Set exercise: All entries below are to be set down again, identical to the source.

[Stored records]
● ● ● ●
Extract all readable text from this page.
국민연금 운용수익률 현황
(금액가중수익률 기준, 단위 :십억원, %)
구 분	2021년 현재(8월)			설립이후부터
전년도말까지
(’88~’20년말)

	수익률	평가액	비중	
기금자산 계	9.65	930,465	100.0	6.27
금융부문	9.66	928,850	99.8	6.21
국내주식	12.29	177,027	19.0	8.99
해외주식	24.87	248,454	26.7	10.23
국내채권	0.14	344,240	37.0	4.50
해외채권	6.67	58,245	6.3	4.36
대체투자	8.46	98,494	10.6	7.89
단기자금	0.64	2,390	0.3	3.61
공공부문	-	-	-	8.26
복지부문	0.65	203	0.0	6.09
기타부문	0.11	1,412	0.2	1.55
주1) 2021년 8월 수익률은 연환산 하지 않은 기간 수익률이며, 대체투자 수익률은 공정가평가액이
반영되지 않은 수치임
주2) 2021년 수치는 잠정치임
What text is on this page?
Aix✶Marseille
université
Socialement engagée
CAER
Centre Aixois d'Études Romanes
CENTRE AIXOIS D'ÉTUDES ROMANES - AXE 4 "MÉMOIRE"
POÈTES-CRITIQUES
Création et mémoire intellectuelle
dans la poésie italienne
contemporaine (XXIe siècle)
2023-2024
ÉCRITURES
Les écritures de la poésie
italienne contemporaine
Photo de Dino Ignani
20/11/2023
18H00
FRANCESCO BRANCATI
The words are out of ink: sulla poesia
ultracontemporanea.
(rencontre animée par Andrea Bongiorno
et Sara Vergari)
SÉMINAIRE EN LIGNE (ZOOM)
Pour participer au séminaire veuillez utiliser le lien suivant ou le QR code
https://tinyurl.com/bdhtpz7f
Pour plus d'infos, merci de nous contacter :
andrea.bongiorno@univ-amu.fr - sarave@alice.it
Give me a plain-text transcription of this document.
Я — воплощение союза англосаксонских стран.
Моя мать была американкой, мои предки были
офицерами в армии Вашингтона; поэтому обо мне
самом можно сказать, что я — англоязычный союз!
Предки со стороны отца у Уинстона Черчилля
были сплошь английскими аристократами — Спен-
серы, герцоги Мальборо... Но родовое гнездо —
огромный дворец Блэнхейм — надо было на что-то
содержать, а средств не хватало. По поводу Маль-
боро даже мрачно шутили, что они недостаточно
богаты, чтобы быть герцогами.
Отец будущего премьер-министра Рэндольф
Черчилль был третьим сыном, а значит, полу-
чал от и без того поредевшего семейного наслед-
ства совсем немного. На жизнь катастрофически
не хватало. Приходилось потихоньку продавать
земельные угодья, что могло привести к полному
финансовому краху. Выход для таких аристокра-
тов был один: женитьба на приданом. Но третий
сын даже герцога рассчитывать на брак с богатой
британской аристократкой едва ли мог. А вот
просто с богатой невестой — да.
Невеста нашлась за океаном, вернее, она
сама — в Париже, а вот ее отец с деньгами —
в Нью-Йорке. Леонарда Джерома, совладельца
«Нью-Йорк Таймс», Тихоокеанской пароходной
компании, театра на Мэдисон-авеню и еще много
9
● ● ● ●
Written response:
Extract all readable text from this page.
국민연금 운용수익률 현황
(금액가중수익률 기준, 단위 :십억원, %)
구 분	2021년 현재(8월)			설립이후부터
전년도말까지
(’88~’20년말)

	수익률	평가액	비중	
기금자산 계	9.65	930,465	100.0	6.27
금융부문	9.66	928,850	99.8	6.21
국내주식	12.29	177,027	19.0	8.99
해외주식	24.87	248,454	26.7	10.23
국내채권	0.14	344,240	37.0	4.50
해외채권	6.67	58,245	6.3	4.36
대체투자	8.46	98,494	10.6	7.89
단기자금	0.64	2,390	0.3	3.61
공공부문	-	-	-	8.26
복지부문	0.65	203	0.0	6.09
기타부문	0.11	1,412	0.2	1.55
주1) 2021년 8월 수익률은 연환산 하지 않은 기간 수익률이며, 대체투자 수익률은 공정가평가액이
반영되지 않은 수치임
주2) 2021년 수치는 잠정치임
What text is on this page?
Aix✶Marseille
université
Socialement engagée
CAER
Centre Aixois d'Études Romanes
CENTRE AIXOIS D'ÉTUDES ROMANES - AXE 4 "MÉMOIRE"
POÈTES-CRITIQUES
Création et mémoire intellectuelle
dans la poésie italienne
contemporaine (XXIe siècle)
2023-2024
ÉCRITURES
Les écritures de la poésie
italienne contemporaine
Photo de Dino Ignani
20/11/2023
18H00
FRANCESCO BRANCATI
The words are out of ink: sulla poesia
ultracontemporanea.
(rencontre animée par Andrea Bongiorno
et Sara Vergari)
SÉMINAIRE EN LIGNE (ZOOM)
Pour participer au séminaire veuillez utiliser le lien suivant ou le QR code
https://tinyurl.com/bdhtpz7f
Pour plus d'infos, merci de nous contacter :
andrea.bongiorno@univ-amu.fr - sarave@alice.it
Give me a plain-text transcription of this document.
Я — воплощение союза англосаксонских стран.
Моя мать была американкой, мои предки были
офицерами в армии Вашингтона; поэтому обо мне
самом можно сказать, что я — англоязычный союз!
Предки со стороны отца у Уинстона Черчилля
были сплошь английскими аристократами — Спен-
серы, герцоги Мальборо... Но родовое гнездо —
огромный дворец Блэнхейм — надо было на что-то
содержать, а средств не хватало. По поводу Маль-
боро даже мрачно шутили, что они недостаточно
богаты, чтобы быть герцогами.
Отец будущего премьер-министра Рэндольф
Черчилль был третьим сыном, а значит, полу-
чал от и без того поредевшего семейного наслед-
ства совсем немного. На жизнь катастрофически
не хватало. Приходилось потихоньку продавать
земельные угодья, что могло привести к полному
финансовому краху. Выход для таких аристокра-
тов был один: женитьба на приданом. Но третий
сын даже герцога рассчитывать на брак с богатой
британской аристократкой едва ли мог. А вот
просто с богатой невестой — да.
Невеста нашлась за океаном, вернее, она
сама — в Париже, а вот ее отец с деньгами —
в Нью-Йорке. Леонарда Джерома, совладельца
«Нью-Йорк Таймс», Тихоокеанской пароходной
компании, театра на Мэдисон-авеню и еще много
9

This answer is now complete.